=== GOAL OF THE EXERCISE ===
Go through the records below line by line, counting those that contain the word "JSON"; answer with the count only.

────────────────────

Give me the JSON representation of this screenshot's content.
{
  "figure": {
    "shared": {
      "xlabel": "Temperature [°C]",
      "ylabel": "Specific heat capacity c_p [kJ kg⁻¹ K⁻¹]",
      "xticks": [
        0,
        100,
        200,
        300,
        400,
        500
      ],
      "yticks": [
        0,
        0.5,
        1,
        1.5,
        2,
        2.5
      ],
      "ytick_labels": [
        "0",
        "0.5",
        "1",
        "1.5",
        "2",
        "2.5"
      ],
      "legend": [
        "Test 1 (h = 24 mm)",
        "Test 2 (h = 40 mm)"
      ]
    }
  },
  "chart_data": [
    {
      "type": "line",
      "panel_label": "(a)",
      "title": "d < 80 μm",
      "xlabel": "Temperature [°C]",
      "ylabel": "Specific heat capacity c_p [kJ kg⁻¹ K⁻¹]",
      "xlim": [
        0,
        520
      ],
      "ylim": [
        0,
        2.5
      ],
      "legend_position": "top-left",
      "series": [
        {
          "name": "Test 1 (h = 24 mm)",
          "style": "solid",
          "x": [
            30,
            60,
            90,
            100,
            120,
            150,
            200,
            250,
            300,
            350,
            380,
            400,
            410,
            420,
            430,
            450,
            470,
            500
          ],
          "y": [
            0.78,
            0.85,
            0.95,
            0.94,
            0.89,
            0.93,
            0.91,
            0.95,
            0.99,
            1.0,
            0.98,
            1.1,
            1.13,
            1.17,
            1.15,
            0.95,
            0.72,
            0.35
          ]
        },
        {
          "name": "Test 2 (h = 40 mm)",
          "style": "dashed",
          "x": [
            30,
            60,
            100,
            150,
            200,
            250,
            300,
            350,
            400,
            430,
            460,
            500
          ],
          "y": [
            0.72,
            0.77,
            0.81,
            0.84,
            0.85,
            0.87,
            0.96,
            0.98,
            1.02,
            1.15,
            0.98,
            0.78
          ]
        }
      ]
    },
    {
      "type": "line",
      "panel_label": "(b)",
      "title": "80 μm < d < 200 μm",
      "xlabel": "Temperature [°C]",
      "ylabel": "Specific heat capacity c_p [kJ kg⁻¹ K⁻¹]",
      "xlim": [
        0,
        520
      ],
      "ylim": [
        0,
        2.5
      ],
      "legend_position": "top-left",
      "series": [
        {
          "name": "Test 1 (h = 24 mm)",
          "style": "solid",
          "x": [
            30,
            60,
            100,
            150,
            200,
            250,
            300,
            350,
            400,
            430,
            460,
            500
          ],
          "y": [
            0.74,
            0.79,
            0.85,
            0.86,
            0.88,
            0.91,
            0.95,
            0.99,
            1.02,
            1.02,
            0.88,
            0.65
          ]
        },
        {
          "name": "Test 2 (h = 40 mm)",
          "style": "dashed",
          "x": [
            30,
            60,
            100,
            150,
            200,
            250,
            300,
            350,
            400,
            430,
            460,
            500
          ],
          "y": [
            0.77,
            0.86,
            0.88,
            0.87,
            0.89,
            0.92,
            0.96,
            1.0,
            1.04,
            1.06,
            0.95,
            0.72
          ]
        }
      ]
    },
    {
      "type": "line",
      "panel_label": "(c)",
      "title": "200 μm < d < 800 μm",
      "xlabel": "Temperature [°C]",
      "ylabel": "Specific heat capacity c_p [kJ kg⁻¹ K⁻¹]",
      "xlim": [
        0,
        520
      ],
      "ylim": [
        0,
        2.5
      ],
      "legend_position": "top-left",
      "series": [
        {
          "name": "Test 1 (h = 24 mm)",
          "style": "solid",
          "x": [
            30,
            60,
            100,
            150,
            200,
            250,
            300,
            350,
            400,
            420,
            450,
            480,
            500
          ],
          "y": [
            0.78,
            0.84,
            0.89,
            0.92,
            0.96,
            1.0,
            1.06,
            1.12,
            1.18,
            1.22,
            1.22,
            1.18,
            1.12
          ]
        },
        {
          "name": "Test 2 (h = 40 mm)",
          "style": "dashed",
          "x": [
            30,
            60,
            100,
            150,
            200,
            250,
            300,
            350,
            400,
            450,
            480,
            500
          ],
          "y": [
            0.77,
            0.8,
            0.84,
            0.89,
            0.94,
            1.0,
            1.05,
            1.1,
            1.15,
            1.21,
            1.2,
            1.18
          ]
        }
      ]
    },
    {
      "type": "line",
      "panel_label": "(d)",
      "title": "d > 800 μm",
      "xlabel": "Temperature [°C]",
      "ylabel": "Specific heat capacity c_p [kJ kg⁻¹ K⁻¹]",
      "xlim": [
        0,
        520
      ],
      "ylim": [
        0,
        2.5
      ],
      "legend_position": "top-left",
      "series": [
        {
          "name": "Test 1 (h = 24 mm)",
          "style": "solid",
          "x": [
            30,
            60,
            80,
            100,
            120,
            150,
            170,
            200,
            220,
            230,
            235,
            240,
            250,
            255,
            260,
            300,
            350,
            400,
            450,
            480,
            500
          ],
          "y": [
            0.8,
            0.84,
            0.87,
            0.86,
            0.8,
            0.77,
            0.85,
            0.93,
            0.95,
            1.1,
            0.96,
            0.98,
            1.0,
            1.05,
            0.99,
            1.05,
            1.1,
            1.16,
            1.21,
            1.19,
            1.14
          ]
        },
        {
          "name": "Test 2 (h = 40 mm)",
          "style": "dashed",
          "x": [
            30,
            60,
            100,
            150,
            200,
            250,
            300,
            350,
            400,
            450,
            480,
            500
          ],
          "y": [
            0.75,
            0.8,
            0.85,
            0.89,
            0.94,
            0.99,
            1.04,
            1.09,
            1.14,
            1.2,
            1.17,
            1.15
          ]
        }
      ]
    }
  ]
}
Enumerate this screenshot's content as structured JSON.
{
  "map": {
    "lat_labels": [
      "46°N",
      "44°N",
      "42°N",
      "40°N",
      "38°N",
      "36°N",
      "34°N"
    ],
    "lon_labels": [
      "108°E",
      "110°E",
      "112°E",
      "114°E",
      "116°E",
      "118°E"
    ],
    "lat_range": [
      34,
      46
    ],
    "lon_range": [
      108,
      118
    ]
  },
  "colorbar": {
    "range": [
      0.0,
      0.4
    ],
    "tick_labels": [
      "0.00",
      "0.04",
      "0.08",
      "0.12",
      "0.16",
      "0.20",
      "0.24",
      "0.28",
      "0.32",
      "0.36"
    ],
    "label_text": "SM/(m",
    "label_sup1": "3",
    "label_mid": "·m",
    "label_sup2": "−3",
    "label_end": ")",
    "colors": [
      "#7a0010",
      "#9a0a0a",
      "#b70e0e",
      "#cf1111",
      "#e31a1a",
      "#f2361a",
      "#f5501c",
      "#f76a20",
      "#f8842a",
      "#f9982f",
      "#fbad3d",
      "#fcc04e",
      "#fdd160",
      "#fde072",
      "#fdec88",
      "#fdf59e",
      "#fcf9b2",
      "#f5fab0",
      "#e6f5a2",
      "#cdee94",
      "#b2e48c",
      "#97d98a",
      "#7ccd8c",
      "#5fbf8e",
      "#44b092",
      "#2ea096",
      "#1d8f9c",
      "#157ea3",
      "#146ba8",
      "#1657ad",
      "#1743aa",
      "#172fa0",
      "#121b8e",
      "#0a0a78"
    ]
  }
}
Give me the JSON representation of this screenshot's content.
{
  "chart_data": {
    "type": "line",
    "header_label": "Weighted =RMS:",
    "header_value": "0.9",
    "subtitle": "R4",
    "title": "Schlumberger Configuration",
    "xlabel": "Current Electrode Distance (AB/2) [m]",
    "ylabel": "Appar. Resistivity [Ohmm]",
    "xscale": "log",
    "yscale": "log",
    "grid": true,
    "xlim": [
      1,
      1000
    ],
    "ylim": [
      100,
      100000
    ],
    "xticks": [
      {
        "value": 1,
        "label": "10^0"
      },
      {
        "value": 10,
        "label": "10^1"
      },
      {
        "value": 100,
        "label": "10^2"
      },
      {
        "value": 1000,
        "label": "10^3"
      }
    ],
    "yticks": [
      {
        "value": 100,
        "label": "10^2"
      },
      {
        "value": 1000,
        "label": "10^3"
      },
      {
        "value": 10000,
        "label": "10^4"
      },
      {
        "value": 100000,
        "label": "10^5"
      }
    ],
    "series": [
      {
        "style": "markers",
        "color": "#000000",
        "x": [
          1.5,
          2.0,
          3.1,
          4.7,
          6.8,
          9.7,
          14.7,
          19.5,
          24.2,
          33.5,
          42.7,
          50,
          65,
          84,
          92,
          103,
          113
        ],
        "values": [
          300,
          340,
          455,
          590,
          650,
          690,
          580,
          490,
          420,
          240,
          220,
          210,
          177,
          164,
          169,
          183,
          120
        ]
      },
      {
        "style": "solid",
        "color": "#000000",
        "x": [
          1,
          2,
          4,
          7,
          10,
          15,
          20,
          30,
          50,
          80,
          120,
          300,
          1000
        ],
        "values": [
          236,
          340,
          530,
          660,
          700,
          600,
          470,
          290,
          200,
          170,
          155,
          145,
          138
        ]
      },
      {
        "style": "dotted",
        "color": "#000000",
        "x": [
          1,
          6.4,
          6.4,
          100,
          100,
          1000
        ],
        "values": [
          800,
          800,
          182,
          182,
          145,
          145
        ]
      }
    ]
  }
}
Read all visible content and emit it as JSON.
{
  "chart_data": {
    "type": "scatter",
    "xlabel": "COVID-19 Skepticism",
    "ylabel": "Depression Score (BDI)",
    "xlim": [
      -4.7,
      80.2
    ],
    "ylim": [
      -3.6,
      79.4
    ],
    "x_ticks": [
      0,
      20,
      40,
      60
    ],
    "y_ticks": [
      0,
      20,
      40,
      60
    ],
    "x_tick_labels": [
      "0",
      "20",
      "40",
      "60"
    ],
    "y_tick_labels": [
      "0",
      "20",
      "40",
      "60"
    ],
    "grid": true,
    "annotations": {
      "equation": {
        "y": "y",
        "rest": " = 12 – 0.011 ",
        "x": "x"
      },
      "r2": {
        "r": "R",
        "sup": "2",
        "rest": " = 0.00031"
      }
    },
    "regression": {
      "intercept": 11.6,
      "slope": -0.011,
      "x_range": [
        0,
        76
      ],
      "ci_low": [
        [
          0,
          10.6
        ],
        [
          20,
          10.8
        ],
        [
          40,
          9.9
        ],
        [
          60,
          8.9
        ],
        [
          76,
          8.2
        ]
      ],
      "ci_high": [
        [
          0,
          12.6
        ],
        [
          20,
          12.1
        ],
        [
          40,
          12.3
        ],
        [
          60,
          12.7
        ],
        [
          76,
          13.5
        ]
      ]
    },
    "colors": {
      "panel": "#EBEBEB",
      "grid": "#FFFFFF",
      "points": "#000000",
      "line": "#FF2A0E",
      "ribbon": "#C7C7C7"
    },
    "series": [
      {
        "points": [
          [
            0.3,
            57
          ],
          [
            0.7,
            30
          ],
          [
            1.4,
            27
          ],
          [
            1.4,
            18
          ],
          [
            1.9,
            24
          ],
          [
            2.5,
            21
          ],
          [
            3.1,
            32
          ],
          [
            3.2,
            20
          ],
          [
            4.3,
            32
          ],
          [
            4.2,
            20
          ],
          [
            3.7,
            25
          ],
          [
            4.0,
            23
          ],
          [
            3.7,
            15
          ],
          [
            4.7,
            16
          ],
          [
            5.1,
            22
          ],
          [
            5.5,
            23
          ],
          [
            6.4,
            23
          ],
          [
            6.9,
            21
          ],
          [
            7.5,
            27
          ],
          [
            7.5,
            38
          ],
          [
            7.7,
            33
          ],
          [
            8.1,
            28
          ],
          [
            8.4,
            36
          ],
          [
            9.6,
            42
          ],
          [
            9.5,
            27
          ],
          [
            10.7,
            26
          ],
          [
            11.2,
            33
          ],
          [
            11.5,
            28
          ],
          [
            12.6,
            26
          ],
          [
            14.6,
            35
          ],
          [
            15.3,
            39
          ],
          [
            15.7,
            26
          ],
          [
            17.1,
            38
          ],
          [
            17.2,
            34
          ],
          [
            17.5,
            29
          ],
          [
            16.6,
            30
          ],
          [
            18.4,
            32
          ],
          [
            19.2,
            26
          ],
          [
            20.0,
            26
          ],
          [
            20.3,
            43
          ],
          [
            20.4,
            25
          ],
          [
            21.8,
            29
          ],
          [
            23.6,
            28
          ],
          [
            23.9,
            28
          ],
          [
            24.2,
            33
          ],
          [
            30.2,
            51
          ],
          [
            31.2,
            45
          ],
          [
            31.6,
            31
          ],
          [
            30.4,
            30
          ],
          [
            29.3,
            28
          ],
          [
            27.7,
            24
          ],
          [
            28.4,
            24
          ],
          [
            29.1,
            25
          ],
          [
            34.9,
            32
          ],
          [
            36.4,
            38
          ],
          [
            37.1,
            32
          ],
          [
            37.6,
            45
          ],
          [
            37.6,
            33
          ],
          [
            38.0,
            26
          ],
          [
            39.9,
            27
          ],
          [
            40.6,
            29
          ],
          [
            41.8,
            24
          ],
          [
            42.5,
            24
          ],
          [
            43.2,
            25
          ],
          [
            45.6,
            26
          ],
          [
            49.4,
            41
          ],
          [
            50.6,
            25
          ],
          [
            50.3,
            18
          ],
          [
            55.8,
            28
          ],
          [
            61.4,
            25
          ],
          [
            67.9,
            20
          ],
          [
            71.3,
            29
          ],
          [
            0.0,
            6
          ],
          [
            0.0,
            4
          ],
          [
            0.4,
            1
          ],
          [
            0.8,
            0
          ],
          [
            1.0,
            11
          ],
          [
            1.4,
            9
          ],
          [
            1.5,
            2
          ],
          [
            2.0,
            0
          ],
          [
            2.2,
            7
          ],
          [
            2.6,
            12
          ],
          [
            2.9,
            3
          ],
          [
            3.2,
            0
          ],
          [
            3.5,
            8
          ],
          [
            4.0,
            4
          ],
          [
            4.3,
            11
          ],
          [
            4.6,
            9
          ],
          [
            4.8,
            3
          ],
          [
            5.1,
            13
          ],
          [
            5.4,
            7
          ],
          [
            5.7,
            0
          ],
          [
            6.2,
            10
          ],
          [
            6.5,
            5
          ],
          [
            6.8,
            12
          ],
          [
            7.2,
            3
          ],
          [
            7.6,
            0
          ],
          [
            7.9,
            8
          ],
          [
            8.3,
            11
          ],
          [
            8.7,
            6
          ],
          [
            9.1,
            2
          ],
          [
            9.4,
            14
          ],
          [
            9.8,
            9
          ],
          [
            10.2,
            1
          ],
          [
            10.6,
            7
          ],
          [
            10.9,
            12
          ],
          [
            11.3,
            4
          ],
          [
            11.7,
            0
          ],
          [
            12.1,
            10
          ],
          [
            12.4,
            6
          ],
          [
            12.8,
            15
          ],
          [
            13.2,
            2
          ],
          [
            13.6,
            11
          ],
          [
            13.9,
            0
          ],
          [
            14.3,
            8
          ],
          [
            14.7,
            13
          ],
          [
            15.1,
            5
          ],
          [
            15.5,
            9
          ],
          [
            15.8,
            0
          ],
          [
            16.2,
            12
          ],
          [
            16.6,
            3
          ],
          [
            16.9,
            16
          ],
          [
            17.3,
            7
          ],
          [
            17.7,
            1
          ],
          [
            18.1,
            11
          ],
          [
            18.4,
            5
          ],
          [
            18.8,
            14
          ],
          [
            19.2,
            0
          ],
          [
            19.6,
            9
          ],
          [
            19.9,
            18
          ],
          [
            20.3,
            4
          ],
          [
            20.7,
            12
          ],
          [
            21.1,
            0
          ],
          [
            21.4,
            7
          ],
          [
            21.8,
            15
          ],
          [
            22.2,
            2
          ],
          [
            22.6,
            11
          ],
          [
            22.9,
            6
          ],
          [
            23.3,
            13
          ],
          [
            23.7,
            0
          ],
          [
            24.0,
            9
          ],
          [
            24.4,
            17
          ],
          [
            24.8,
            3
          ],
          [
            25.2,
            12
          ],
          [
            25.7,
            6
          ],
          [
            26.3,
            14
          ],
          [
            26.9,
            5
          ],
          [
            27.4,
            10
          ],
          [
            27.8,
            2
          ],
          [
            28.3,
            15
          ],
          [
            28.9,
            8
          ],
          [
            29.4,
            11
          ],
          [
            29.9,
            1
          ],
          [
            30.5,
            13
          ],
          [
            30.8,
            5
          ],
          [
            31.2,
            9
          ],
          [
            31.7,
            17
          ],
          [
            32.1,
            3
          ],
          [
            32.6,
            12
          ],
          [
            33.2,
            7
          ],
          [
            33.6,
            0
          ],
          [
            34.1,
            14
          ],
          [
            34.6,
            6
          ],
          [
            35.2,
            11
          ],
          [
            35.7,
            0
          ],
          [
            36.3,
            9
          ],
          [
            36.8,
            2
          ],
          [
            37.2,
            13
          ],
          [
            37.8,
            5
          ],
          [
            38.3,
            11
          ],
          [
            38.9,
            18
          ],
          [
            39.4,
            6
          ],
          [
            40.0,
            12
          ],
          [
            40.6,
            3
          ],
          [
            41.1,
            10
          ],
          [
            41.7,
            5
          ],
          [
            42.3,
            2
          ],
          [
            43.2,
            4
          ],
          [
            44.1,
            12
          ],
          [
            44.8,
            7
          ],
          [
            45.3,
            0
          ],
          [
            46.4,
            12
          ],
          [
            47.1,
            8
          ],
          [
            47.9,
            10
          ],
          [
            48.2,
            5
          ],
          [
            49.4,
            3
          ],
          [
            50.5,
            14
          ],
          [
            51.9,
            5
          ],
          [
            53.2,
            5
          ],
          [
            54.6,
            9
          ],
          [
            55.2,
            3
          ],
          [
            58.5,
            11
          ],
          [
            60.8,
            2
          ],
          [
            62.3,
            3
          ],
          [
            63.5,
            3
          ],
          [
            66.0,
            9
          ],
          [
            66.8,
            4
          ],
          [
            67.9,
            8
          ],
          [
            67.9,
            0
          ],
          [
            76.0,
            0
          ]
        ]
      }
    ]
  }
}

────────────────────

=== RESULT FOR THIS TASK ===
4